● Task description: Quote every line of the data below as it stands, omitting pictures.
--- start Data provided ---
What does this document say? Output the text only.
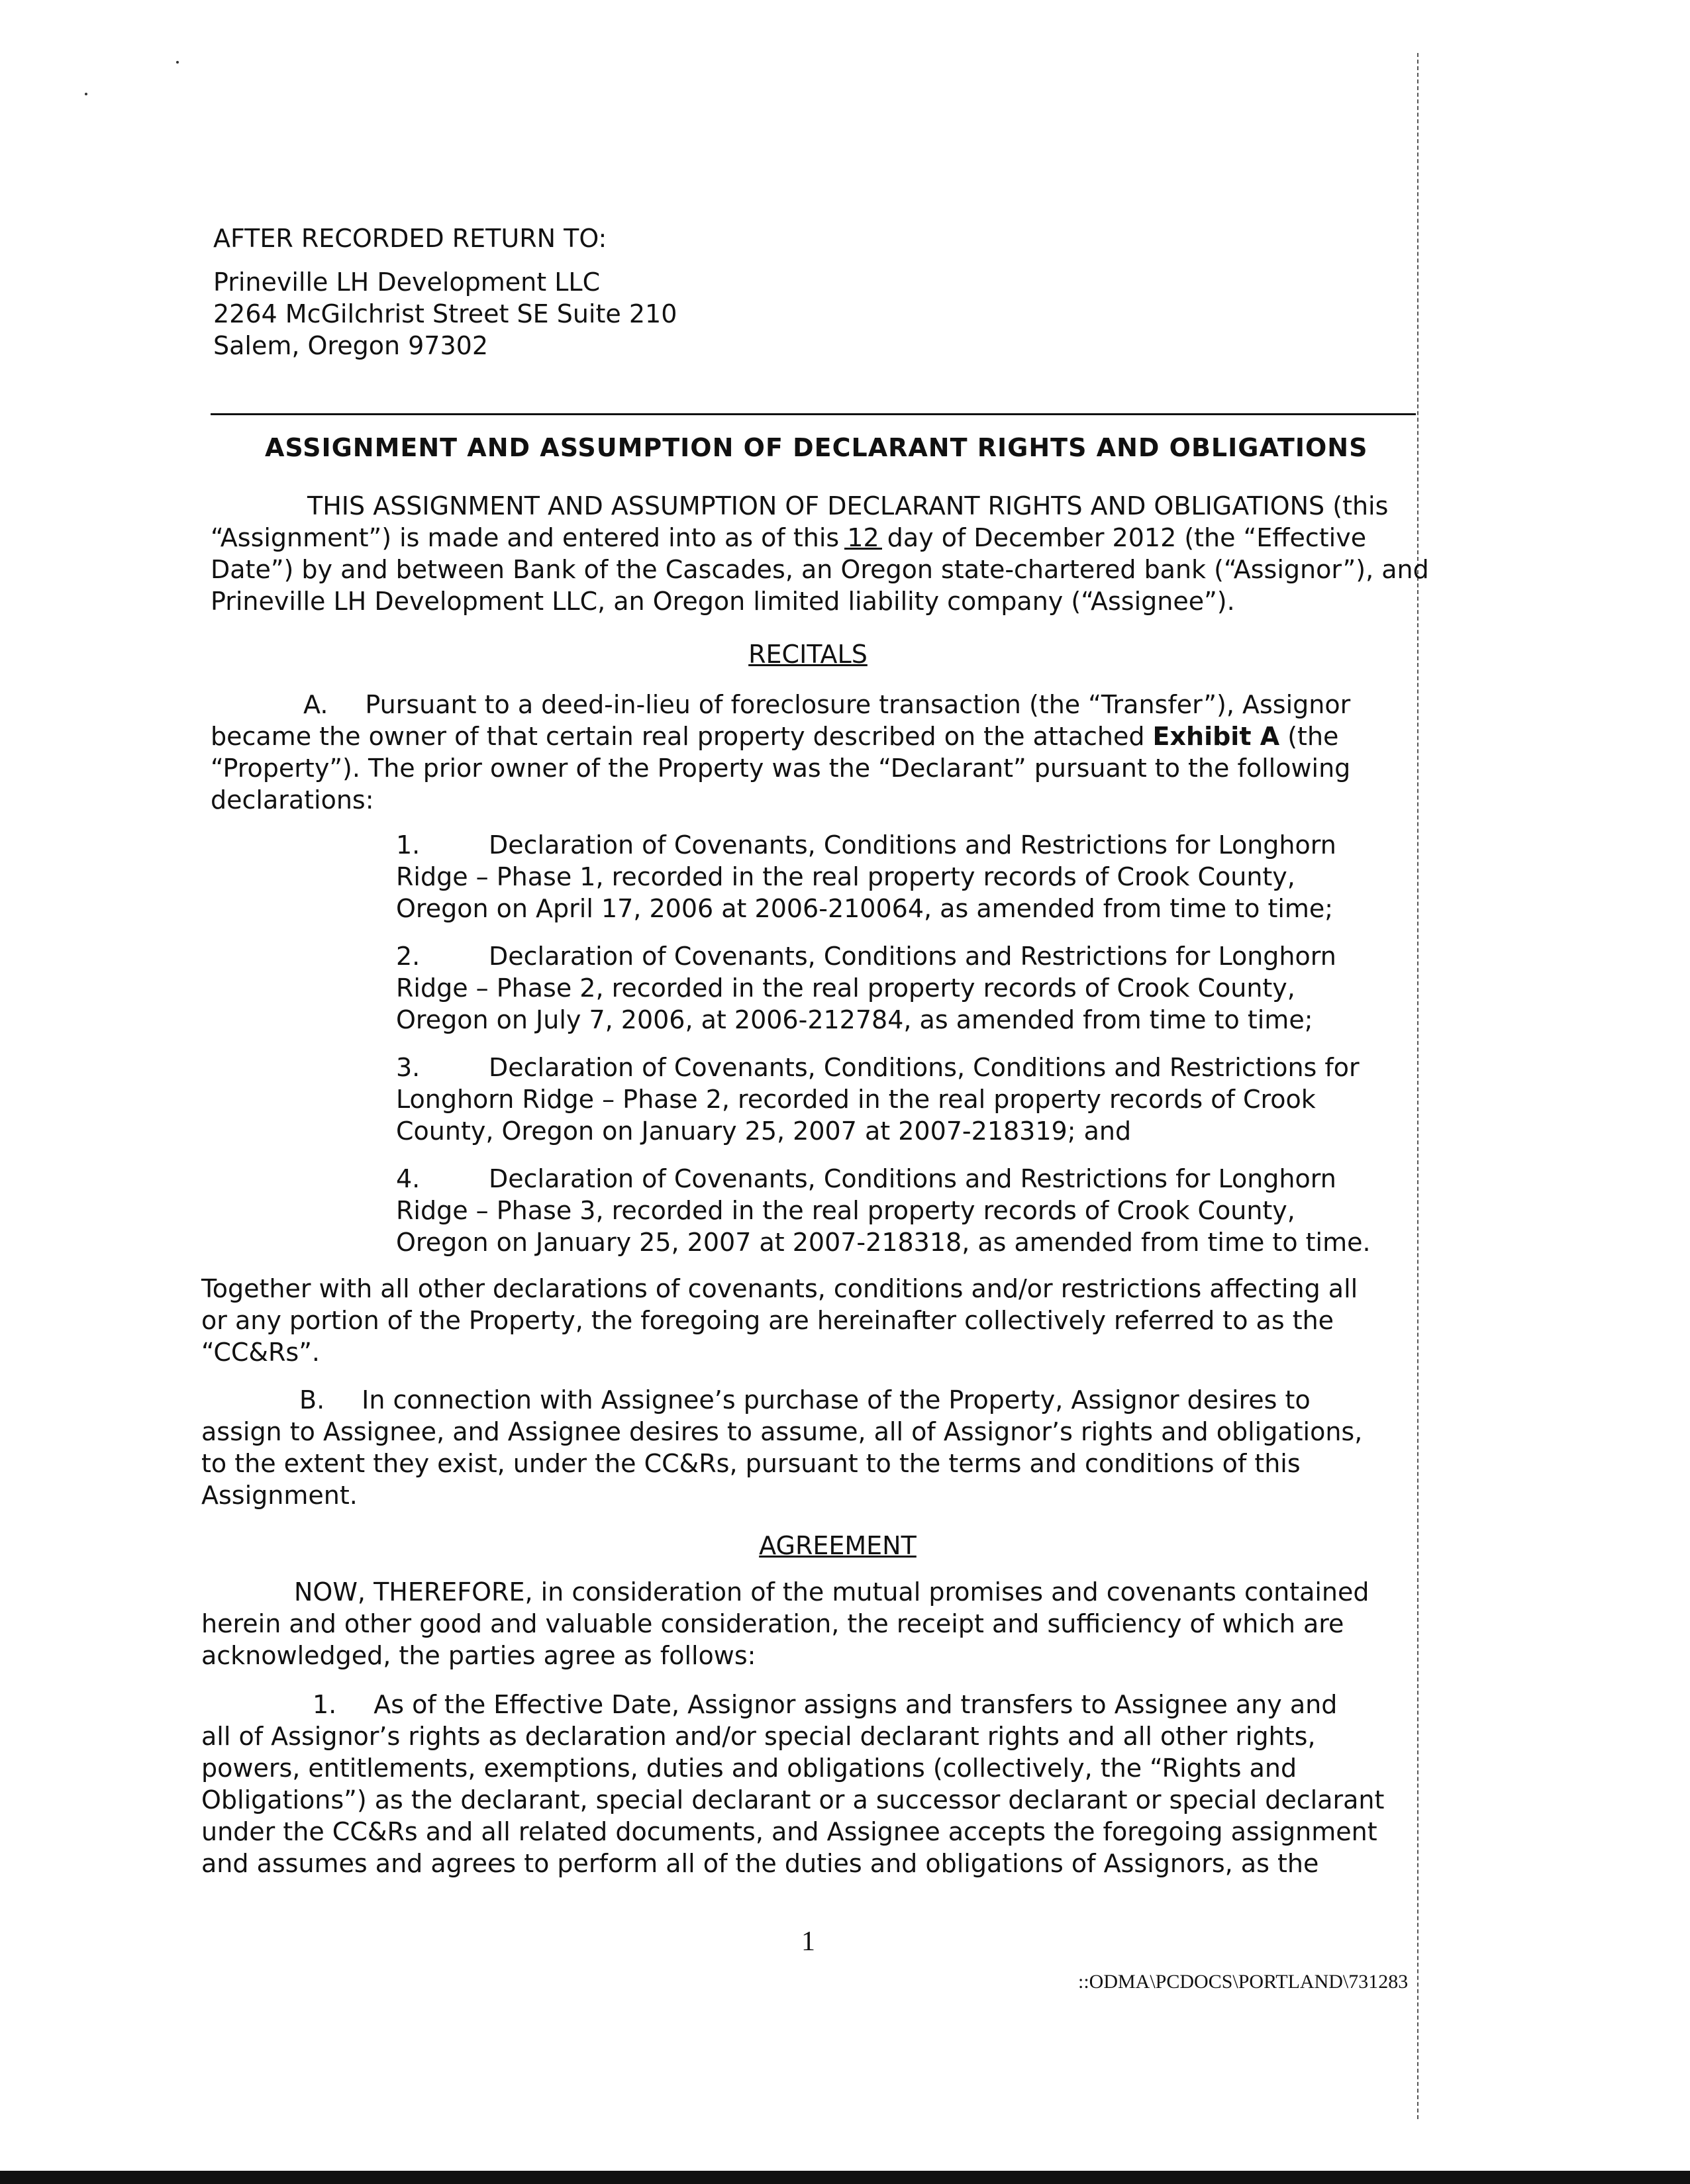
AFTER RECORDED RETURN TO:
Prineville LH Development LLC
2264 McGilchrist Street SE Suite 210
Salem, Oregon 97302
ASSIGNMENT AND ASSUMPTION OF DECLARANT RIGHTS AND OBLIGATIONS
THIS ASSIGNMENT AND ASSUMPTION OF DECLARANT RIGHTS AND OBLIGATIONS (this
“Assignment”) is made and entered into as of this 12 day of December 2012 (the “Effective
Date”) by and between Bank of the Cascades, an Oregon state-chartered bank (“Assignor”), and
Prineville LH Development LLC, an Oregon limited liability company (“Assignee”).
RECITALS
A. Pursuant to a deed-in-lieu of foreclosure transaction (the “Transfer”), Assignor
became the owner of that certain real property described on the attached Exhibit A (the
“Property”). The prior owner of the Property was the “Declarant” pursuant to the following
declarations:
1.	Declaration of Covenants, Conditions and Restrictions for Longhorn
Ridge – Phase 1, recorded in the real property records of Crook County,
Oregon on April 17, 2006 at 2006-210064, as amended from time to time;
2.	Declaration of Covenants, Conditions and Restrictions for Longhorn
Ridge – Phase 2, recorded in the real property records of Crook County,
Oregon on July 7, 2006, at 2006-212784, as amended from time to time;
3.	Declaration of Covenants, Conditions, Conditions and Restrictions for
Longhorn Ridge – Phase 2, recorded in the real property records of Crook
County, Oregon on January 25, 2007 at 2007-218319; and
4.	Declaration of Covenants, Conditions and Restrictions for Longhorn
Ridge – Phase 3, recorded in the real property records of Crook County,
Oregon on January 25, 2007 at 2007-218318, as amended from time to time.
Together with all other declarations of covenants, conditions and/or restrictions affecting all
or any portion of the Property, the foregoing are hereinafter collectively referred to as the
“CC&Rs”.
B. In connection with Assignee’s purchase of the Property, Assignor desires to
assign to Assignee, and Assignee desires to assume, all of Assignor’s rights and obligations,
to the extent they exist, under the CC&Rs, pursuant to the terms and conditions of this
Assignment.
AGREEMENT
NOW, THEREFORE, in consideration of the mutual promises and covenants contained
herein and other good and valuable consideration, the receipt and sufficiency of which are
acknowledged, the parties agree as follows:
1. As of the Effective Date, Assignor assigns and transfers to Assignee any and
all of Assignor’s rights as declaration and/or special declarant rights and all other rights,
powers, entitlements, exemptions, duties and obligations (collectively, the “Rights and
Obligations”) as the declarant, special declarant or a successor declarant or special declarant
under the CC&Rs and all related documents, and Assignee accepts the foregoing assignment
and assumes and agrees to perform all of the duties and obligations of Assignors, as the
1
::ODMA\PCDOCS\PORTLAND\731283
--- end Data provided ---
● Output of the task:
What does this document say? Output the text only.
AFTER RECORDED RETURN TO:
Prineville LH Development LLC
2264 McGilchrist Street SE Suite 210
Salem, Oregon 97302
ASSIGNMENT AND ASSUMPTION OF DECLARANT RIGHTS AND OBLIGATIONS
THIS ASSIGNMENT AND ASSUMPTION OF DECLARANT RIGHTS AND OBLIGATIONS (this
“Assignment”) is made and entered into as of this 12 day of December 2012 (the “Effective
Date”) by and between Bank of the Cascades, an Oregon state-chartered bank (“Assignor”), and
Prineville LH Development LLC, an Oregon limited liability company (“Assignee”).
RECITALS
A. Pursuant to a deed-in-lieu of foreclosure transaction (the “Transfer”), Assignor
became the owner of that certain real property described on the attached Exhibit A (the
“Property”). The prior owner of the Property was the “Declarant” pursuant to the following
declarations:
1.	Declaration of Covenants, Conditions and Restrictions for Longhorn
Ridge – Phase 1, recorded in the real property records of Crook County,
Oregon on April 17, 2006 at 2006-210064, as amended from time to time;
2.	Declaration of Covenants, Conditions and Restrictions for Longhorn
Ridge – Phase 2, recorded in the real property records of Crook County,
Oregon on July 7, 2006, at 2006-212784, as amended from time to time;
3.	Declaration of Covenants, Conditions, Conditions and Restrictions for
Longhorn Ridge – Phase 2, recorded in the real property records of Crook
County, Oregon on January 25, 2007 at 2007-218319; and
4.	Declaration of Covenants, Conditions and Restrictions for Longhorn
Ridge – Phase 3, recorded in the real property records of Crook County,
Oregon on January 25, 2007 at 2007-218318, as amended from time to time.
Together with all other declarations of covenants, conditions and/or restrictions affecting all
or any portion of the Property, the foregoing are hereinafter collectively referred to as the
“CC&Rs”.
B. In connection with Assignee’s purchase of the Property, Assignor desires to
assign to Assignee, and Assignee desires to assume, all of Assignor’s rights and obligations,
to the extent they exist, under the CC&Rs, pursuant to the terms and conditions of this
Assignment.
AGREEMENT
NOW, THEREFORE, in consideration of the mutual promises and covenants contained
herein and other good and valuable consideration, the receipt and sufficiency of which are
acknowledged, the parties agree as follows:
1. As of the Effective Date, Assignor assigns and transfers to Assignee any and
all of Assignor’s rights as declaration and/or special declarant rights and all other rights,
powers, entitlements, exemptions, duties and obligations (collectively, the “Rights and
Obligations”) as the declarant, special declarant or a successor declarant or special declarant
under the CC&Rs and all related documents, and Assignee accepts the foregoing assignment
and assumes and agrees to perform all of the duties and obligations of Assignors, as the
1
::ODMA\PCDOCS\PORTLAND\731283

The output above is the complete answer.